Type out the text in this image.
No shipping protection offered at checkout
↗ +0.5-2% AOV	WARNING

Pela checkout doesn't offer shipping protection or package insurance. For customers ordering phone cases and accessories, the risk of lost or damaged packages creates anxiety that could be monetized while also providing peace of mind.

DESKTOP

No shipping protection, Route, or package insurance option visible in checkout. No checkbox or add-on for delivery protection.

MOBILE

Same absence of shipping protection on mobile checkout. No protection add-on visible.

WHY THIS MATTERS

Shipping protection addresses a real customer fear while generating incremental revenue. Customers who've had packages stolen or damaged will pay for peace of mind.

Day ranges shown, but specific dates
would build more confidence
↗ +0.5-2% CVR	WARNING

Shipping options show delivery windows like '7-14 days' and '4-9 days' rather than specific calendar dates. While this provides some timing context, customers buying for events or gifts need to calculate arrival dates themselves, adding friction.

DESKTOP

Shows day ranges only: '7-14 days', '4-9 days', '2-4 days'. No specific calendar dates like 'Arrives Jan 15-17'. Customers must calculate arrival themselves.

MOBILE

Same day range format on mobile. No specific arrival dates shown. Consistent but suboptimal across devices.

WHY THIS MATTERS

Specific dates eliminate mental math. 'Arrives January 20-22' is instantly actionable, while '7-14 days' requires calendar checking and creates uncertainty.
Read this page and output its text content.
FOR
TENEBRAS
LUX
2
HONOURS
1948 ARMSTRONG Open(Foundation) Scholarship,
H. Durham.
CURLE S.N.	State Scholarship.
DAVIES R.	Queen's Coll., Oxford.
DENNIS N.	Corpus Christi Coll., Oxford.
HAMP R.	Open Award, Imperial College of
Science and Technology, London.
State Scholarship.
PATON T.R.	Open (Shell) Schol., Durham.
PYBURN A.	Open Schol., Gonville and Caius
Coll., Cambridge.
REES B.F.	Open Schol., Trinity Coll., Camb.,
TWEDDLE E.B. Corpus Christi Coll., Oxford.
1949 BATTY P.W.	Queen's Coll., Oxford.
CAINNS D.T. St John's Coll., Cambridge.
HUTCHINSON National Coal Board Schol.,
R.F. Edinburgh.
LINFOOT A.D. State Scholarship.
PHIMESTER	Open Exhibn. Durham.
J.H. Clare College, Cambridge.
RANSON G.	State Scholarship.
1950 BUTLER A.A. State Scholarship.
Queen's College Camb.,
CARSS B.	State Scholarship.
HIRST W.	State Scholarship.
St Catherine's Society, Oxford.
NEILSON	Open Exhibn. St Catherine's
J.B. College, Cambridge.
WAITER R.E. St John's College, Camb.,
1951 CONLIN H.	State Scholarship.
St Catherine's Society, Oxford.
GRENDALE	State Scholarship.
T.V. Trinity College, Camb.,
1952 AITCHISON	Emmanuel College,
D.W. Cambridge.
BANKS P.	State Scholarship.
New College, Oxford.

▸ INSTRUCTION
Copy out the data shown above without altering anything.

▸ FINAL RESULT
Type out the text in this image.
No shipping protection offered at checkout
↗ +0.5-2% AOV	WARNING

Pela checkout doesn't offer shipping protection or package insurance. For customers ordering phone cases and accessories, the risk of lost or damaged packages creates anxiety that could be monetized while also providing peace of mind.

DESKTOP

No shipping protection, Route, or package insurance option visible in checkout. No checkbox or add-on for delivery protection.

MOBILE

Same absence of shipping protection on mobile checkout. No protection add-on visible.

WHY THIS MATTERS

Shipping protection addresses a real customer fear while generating incremental revenue. Customers who've had packages stolen or damaged will pay for peace of mind.

Day ranges shown, but specific dates
would build more confidence
↗ +0.5-2% CVR	WARNING

Shipping options show delivery windows like '7-14 days' and '4-9 days' rather than specific calendar dates. While this provides some timing context, customers buying for events or gifts need to calculate arrival dates themselves, adding friction.

DESKTOP

Shows day ranges only: '7-14 days', '4-9 days', '2-4 days'. No specific calendar dates like 'Arrives Jan 15-17'. Customers must calculate arrival themselves.

MOBILE

Same day range format on mobile. No specific arrival dates shown. Consistent but suboptimal across devices.

WHY THIS MATTERS

Specific dates eliminate mental math. 'Arrives January 20-22' is instantly actionable, while '7-14 days' requires calendar checking and creates uncertainty.
Read this page and output its text content.
FOR
TENEBRAS
LUX
2
HONOURS
1948 ARMSTRONG Open(Foundation) Scholarship,
H. Durham.
CURLE S.N.	State Scholarship.
DAVIES R.	Queen's Coll., Oxford.
DENNIS N.	Corpus Christi Coll., Oxford.
HAMP R.	Open Award, Imperial College of
Science and Technology, London.
State Scholarship.
PATON T.R.	Open (Shell) Schol., Durham.
PYBURN A.	Open Schol., Gonville and Caius
Coll., Cambridge.
REES B.F.	Open Schol., Trinity Coll., Camb.,
TWEDDLE E.B. Corpus Christi Coll., Oxford.
1949 BATTY P.W.	Queen's Coll., Oxford.
CAINNS D.T. St John's Coll., Cambridge.
HUTCHINSON National Coal Board Schol.,
R.F. Edinburgh.
LINFOOT A.D. State Scholarship.
PHIMESTER	Open Exhibn. Durham.
J.H. Clare College, Cambridge.
RANSON G.	State Scholarship.
1950 BUTLER A.A. State Scholarship.
Queen's College Camb.,
CARSS B.	State Scholarship.
HIRST W.	State Scholarship.
St Catherine's Society, Oxford.
NEILSON	Open Exhibn. St Catherine's
J.B. College, Cambridge.
WAITER R.E. St John's College, Camb.,
1951 CONLIN H.	State Scholarship.
St Catherine's Society, Oxford.
GRENDALE	State Scholarship.
T.V. Trinity College, Camb.,
1952 AITCHISON	Emmanuel College,
D.W. Cambridge.
BANKS P.	State Scholarship.
New College, Oxford.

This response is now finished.